*GOAL*
Give back exactly the lines starting at the one with "Extract the structured" and ending at the last line of the data below. Pictures are not part of the copy.

Data extracted from a collection
»»
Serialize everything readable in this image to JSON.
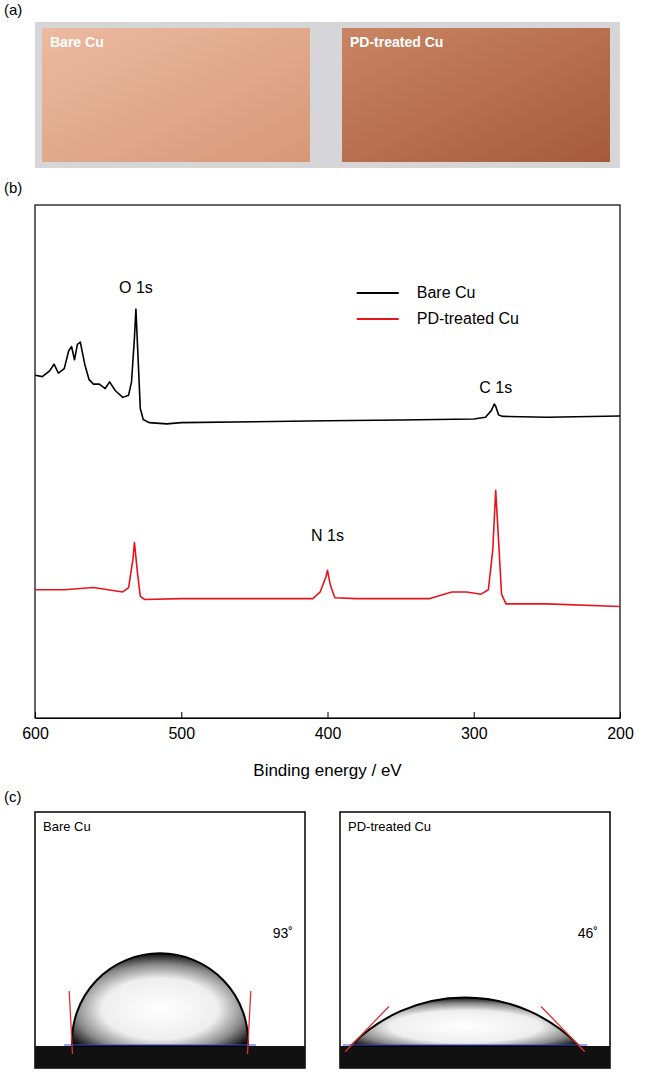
{
  "panel_a": {
    "letter": "(a)",
    "labels": [
      "Bare Cu",
      "PD-treated Cu"
    ]
  },
  "chart_data": {
    "letter": "(b)",
    "type": "line",
    "x_label": "Binding energy / eV",
    "xlim": [
      600,
      200
    ],
    "xticks": [
      600,
      500,
      400,
      300,
      200
    ],
    "ylim": [
      0,
      116
    ],
    "tick_labels": "x",
    "legend": "upper right",
    "series": [
      {
        "name": "Bare Cu",
        "color": "#000000",
        "x": [
          600,
          595,
          590,
          587,
          584,
          580,
          577,
          575,
          573,
          571,
          569,
          566,
          563,
          560,
          556,
          552,
          549,
          545,
          540,
          536,
          534,
          532,
          531,
          530,
          528,
          526,
          522,
          510,
          500,
          450,
          400,
          350,
          300,
          292,
          288,
          286,
          285,
          283,
          280,
          250,
          200
        ],
        "values": [
          77.5,
          77.2,
          78.5,
          80,
          78,
          79,
          83,
          84,
          81,
          84.5,
          85,
          80,
          76.5,
          75.5,
          75.5,
          74.5,
          76,
          74,
          72.5,
          73,
          76,
          86,
          92.5,
          85,
          70,
          67.5,
          66.8,
          66.5,
          66.8,
          67,
          67.2,
          67.4,
          67.6,
          68,
          69.5,
          71,
          70.5,
          68.5,
          68.2,
          68,
          68.3
        ]
      },
      {
        "name": "PD-treated Cu",
        "color": "#e8141c",
        "x": [
          600,
          580,
          560,
          550,
          540,
          536,
          533,
          532,
          530,
          528,
          525,
          500,
          450,
          410,
          405,
          401,
          400,
          398,
          395,
          380,
          330,
          315,
          305,
          295,
          290,
          287,
          285,
          283,
          281,
          278,
          250,
          200
        ],
        "values": [
          29,
          29,
          29.5,
          29,
          28.5,
          29.5,
          36,
          39.7,
          33,
          27.5,
          26.8,
          27,
          27,
          27,
          28.5,
          32,
          33.4,
          30,
          27.2,
          27,
          27,
          28.5,
          28.5,
          28,
          29,
          38,
          51.5,
          40,
          28,
          25.8,
          25.8,
          25.2
        ]
      }
    ],
    "annotations": [
      {
        "text": "O 1s",
        "x": 531,
        "y": 96
      },
      {
        "text": "N 1s",
        "x": 400,
        "y": 40
      },
      {
        "text": "C 1s",
        "x": 285,
        "y": 73.5
      }
    ]
  },
  "panel_c": {
    "letter": "(c)",
    "images": [
      {
        "label": "Bare Cu",
        "contact_angle": 93,
        "angle_label": "93˚"
      },
      {
        "label": "PD-treated Cu",
        "contact_angle": 46,
        "angle_label": "46˚"
      }
    ]
  }
}
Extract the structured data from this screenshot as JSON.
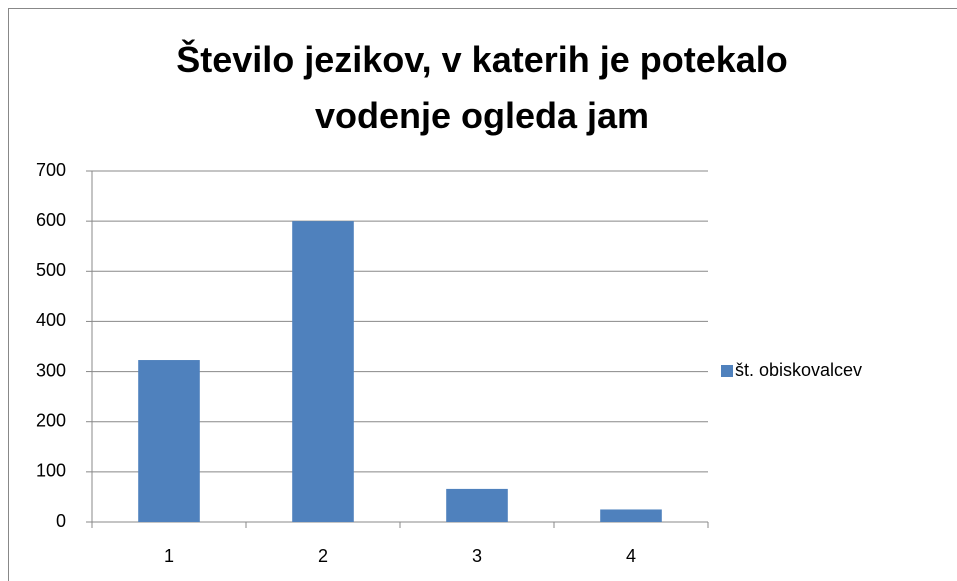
{
  "chart_data": {
    "type": "bar",
    "title": "Število jezikov, v katerih je potekalo vodenje ogleda jam",
    "categories": [
      "1",
      "2",
      "3",
      "4"
    ],
    "series": [
      {
        "name": "št. obiskovalcev",
        "color": "#4f81bd",
        "values": [
          323,
          600,
          66,
          25
        ]
      }
    ],
    "ylim": [
      0,
      700
    ],
    "yticks": [
      0,
      100,
      200,
      300,
      400,
      500,
      600,
      700
    ],
    "grid": true,
    "legend": "right"
  }
}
««
*RESULT OF THE EXERCISE*
Extract the structured data from this screenshot as JSON.
{
  "chart_data": {
    "type": "bar",
    "title": "Število jezikov, v katerih je potekalo vodenje ogleda jam",
    "categories": [
      "1",
      "2",
      "3",
      "4"
    ],
    "series": [
      {
        "name": "št. obiskovalcev",
        "color": "#4f81bd",
        "values": [
          323,
          600,
          66,
          25
        ]
      }
    ],
    "ylim": [
      0,
      700
    ],
    "yticks": [
      0,
      100,
      200,
      300,
      400,
      500,
      600,
      700
    ],
    "grid": true,
    "legend": "right"
  }
}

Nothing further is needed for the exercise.